What is asked =>
In the copy, keep every record exact and leave out all images.

BEGIN

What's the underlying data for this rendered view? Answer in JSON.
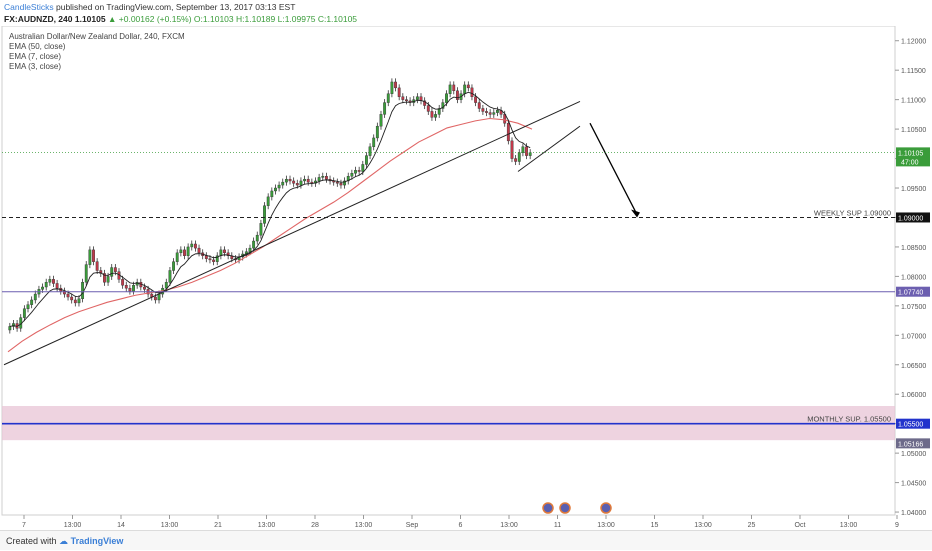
{
  "header": {
    "publisher": "CandleSticks",
    "published_text": "published on TradingView.com, September 13, 2017 03:13 EST",
    "symbol": "FX:AUDNZD, 240",
    "last": "1.10105",
    "change": "+0.00162 (+0.15%)",
    "open": "O:1.10103",
    "high": "H:1.10189",
    "low": "L:1.09975",
    "close": "C:1.10105"
  },
  "legend": {
    "title": "Australian Dollar/New Zealand Dollar, 240, FXCM",
    "ema50": "EMA (50, close)",
    "ema7": "EMA (7, close)",
    "ema3": "EMA (3, close)"
  },
  "footer": {
    "created_with": "Created with",
    "brand": "TradingView"
  },
  "colors": {
    "bull": "#3a9c3a",
    "bear": "#c0394a",
    "ema50": "#e06666",
    "ema_short": "#222222",
    "trendline": "#222222",
    "weekly_line": "#222222",
    "purple_line": "#6c5fb0",
    "monthly_line": "#2233cc",
    "zone": "#e8c4d6"
  },
  "chart_data": {
    "type": "candlestick",
    "title": "Australian Dollar/New Zealand Dollar, 240, FXCM",
    "ylim": [
      1.0395,
      1.1225
    ],
    "y_ticks": [
      "1.12000",
      "1.11500",
      "1.11000",
      "1.10500",
      "1.10000",
      "1.09500",
      "1.09000",
      "1.08500",
      "1.08000",
      "1.07500",
      "1.07000",
      "1.06500",
      "1.06000",
      "1.05500",
      "1.05000",
      "1.04500",
      "1.04000"
    ],
    "x_ticks": [
      "7",
      "13:00",
      "14",
      "13:00",
      "21",
      "13:00",
      "28",
      "13:00",
      "Sep",
      "6",
      "13:00",
      "11",
      "13:00",
      "15",
      "13:00",
      "25",
      "Oct",
      "13:00",
      "9"
    ],
    "closes": [
      1.0715,
      1.072,
      1.0712,
      1.073,
      1.0745,
      1.0752,
      1.076,
      1.077,
      1.0778,
      1.0782,
      1.079,
      1.0795,
      1.0788,
      1.078,
      1.0775,
      1.077,
      1.0765,
      1.076,
      1.0755,
      1.0762,
      1.079,
      1.082,
      1.0845,
      1.0825,
      1.081,
      1.0805,
      1.079,
      1.08,
      1.0815,
      1.0808,
      1.0795,
      1.0785,
      1.078,
      1.0775,
      1.0785,
      1.079,
      1.0782,
      1.0778,
      1.077,
      1.0765,
      1.076,
      1.077,
      1.078,
      1.079,
      1.081,
      1.0825,
      1.084,
      1.0845,
      1.0835,
      1.085,
      1.0855,
      1.0848,
      1.084,
      1.0835,
      1.083,
      1.0828,
      1.0825,
      1.0835,
      1.0845,
      1.084,
      1.0835,
      1.083,
      1.0828,
      1.0833,
      1.0838,
      1.0842,
      1.0848,
      1.086,
      1.087,
      1.089,
      1.092,
      1.0935,
      1.0945,
      1.095,
      1.0955,
      1.096,
      1.0965,
      1.0962,
      1.0958,
      1.0955,
      1.0962,
      1.0965,
      1.096,
      1.0958,
      1.0962,
      1.0968,
      1.097,
      1.0965,
      1.0962,
      1.096,
      1.0958,
      1.0955,
      1.0962,
      1.097,
      1.0975,
      1.098,
      1.0978,
      1.099,
      1.1005,
      1.102,
      1.1035,
      1.1055,
      1.1075,
      1.1095,
      1.111,
      1.113,
      1.112,
      1.1105,
      1.11,
      1.1098,
      1.1095,
      1.11,
      1.1105,
      1.1098,
      1.109,
      1.108,
      1.107,
      1.1075,
      1.1085,
      1.1095,
      1.111,
      1.1125,
      1.1115,
      1.11,
      1.111,
      1.1125,
      1.112,
      1.1105,
      1.1095,
      1.1085,
      1.108,
      1.1078,
      1.1075,
      1.1078,
      1.1082,
      1.1075,
      1.106,
      1.103,
      1.1,
      1.0995,
      1.101,
      1.102,
      1.1005,
      1.101
    ],
    "ema50": [
      1.0672,
      1.069,
      1.0705,
      1.0718,
      1.073,
      1.074,
      1.0748,
      1.0756,
      1.0762,
      1.0768,
      1.0772,
      1.0776,
      1.0782,
      1.079,
      1.08,
      1.081,
      1.0822,
      1.0836,
      1.085,
      1.0866,
      1.0882,
      1.0898,
      1.0912,
      1.0926,
      1.0942,
      1.096,
      1.0978,
      1.0996,
      1.1012,
      1.1028,
      1.104,
      1.1052,
      1.1058,
      1.1064,
      1.1068,
      1.1066,
      1.106,
      1.105
    ],
    "levels": [
      {
        "label": "WEEKLY SUP 1.09000",
        "value": 1.09,
        "tag": "1.09000"
      },
      {
        "label": "",
        "value": 1.0774,
        "tag": "1.07740"
      },
      {
        "label": "MONTHLY SUP. 1.05500",
        "value": 1.055,
        "tag": "1.05500"
      },
      {
        "label": "",
        "value": 1.05166,
        "tag": "1.05166"
      }
    ],
    "current_price": {
      "value": 1.10105,
      "tag": "1.10105",
      "countdown": "47:00"
    },
    "zone": [
      1.0522,
      1.058
    ]
  }
}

END

Solution for this problem =>
What's the underlying data for this rendered view? Answer in JSON.
{
  "header": {
    "publisher": "CandleSticks",
    "published_text": "published on TradingView.com, September 13, 2017 03:13 EST",
    "symbol": "FX:AUDNZD, 240",
    "last": "1.10105",
    "change": "+0.00162 (+0.15%)",
    "open": "O:1.10103",
    "high": "H:1.10189",
    "low": "L:1.09975",
    "close": "C:1.10105"
  },
  "legend": {
    "title": "Australian Dollar/New Zealand Dollar, 240, FXCM",
    "ema50": "EMA (50, close)",
    "ema7": "EMA (7, close)",
    "ema3": "EMA (3, close)"
  },
  "footer": {
    "created_with": "Created with",
    "brand": "TradingView"
  },
  "colors": {
    "bull": "#3a9c3a",
    "bear": "#c0394a",
    "ema50": "#e06666",
    "ema_short": "#222222",
    "trendline": "#222222",
    "weekly_line": "#222222",
    "purple_line": "#6c5fb0",
    "monthly_line": "#2233cc",
    "zone": "#e8c4d6"
  },
  "chart_data": {
    "type": "candlestick",
    "title": "Australian Dollar/New Zealand Dollar, 240, FXCM",
    "ylim": [
      1.0395,
      1.1225
    ],
    "y_ticks": [
      "1.12000",
      "1.11500",
      "1.11000",
      "1.10500",
      "1.10000",
      "1.09500",
      "1.09000",
      "1.08500",
      "1.08000",
      "1.07500",
      "1.07000",
      "1.06500",
      "1.06000",
      "1.05500",
      "1.05000",
      "1.04500",
      "1.04000"
    ],
    "x_ticks": [
      "7",
      "13:00",
      "14",
      "13:00",
      "21",
      "13:00",
      "28",
      "13:00",
      "Sep",
      "6",
      "13:00",
      "11",
      "13:00",
      "15",
      "13:00",
      "25",
      "Oct",
      "13:00",
      "9"
    ],
    "closes": [
      1.0715,
      1.072,
      1.0712,
      1.073,
      1.0745,
      1.0752,
      1.076,
      1.077,
      1.0778,
      1.0782,
      1.079,
      1.0795,
      1.0788,
      1.078,
      1.0775,
      1.077,
      1.0765,
      1.076,
      1.0755,
      1.0762,
      1.079,
      1.082,
      1.0845,
      1.0825,
      1.081,
      1.0805,
      1.079,
      1.08,
      1.0815,
      1.0808,
      1.0795,
      1.0785,
      1.078,
      1.0775,
      1.0785,
      1.079,
      1.0782,
      1.0778,
      1.077,
      1.0765,
      1.076,
      1.077,
      1.078,
      1.079,
      1.081,
      1.0825,
      1.084,
      1.0845,
      1.0835,
      1.085,
      1.0855,
      1.0848,
      1.084,
      1.0835,
      1.083,
      1.0828,
      1.0825,
      1.0835,
      1.0845,
      1.084,
      1.0835,
      1.083,
      1.0828,
      1.0833,
      1.0838,
      1.0842,
      1.0848,
      1.086,
      1.087,
      1.089,
      1.092,
      1.0935,
      1.0945,
      1.095,
      1.0955,
      1.096,
      1.0965,
      1.0962,
      1.0958,
      1.0955,
      1.0962,
      1.0965,
      1.096,
      1.0958,
      1.0962,
      1.0968,
      1.097,
      1.0965,
      1.0962,
      1.096,
      1.0958,
      1.0955,
      1.0962,
      1.097,
      1.0975,
      1.098,
      1.0978,
      1.099,
      1.1005,
      1.102,
      1.1035,
      1.1055,
      1.1075,
      1.1095,
      1.111,
      1.113,
      1.112,
      1.1105,
      1.11,
      1.1098,
      1.1095,
      1.11,
      1.1105,
      1.1098,
      1.109,
      1.108,
      1.107,
      1.1075,
      1.1085,
      1.1095,
      1.111,
      1.1125,
      1.1115,
      1.11,
      1.111,
      1.1125,
      1.112,
      1.1105,
      1.1095,
      1.1085,
      1.108,
      1.1078,
      1.1075,
      1.1078,
      1.1082,
      1.1075,
      1.106,
      1.103,
      1.1,
      1.0995,
      1.101,
      1.102,
      1.1005,
      1.101
    ],
    "ema50": [
      1.0672,
      1.069,
      1.0705,
      1.0718,
      1.073,
      1.074,
      1.0748,
      1.0756,
      1.0762,
      1.0768,
      1.0772,
      1.0776,
      1.0782,
      1.079,
      1.08,
      1.081,
      1.0822,
      1.0836,
      1.085,
      1.0866,
      1.0882,
      1.0898,
      1.0912,
      1.0926,
      1.0942,
      1.096,
      1.0978,
      1.0996,
      1.1012,
      1.1028,
      1.104,
      1.1052,
      1.1058,
      1.1064,
      1.1068,
      1.1066,
      1.106,
      1.105
    ],
    "levels": [
      {
        "label": "WEEKLY SUP 1.09000",
        "value": 1.09,
        "tag": "1.09000"
      },
      {
        "label": "",
        "value": 1.0774,
        "tag": "1.07740"
      },
      {
        "label": "MONTHLY SUP. 1.05500",
        "value": 1.055,
        "tag": "1.05500"
      },
      {
        "label": "",
        "value": 1.05166,
        "tag": "1.05166"
      }
    ],
    "current_price": {
      "value": 1.10105,
      "tag": "1.10105",
      "countdown": "47:00"
    },
    "zone": [
      1.0522,
      1.058
    ]
  }
}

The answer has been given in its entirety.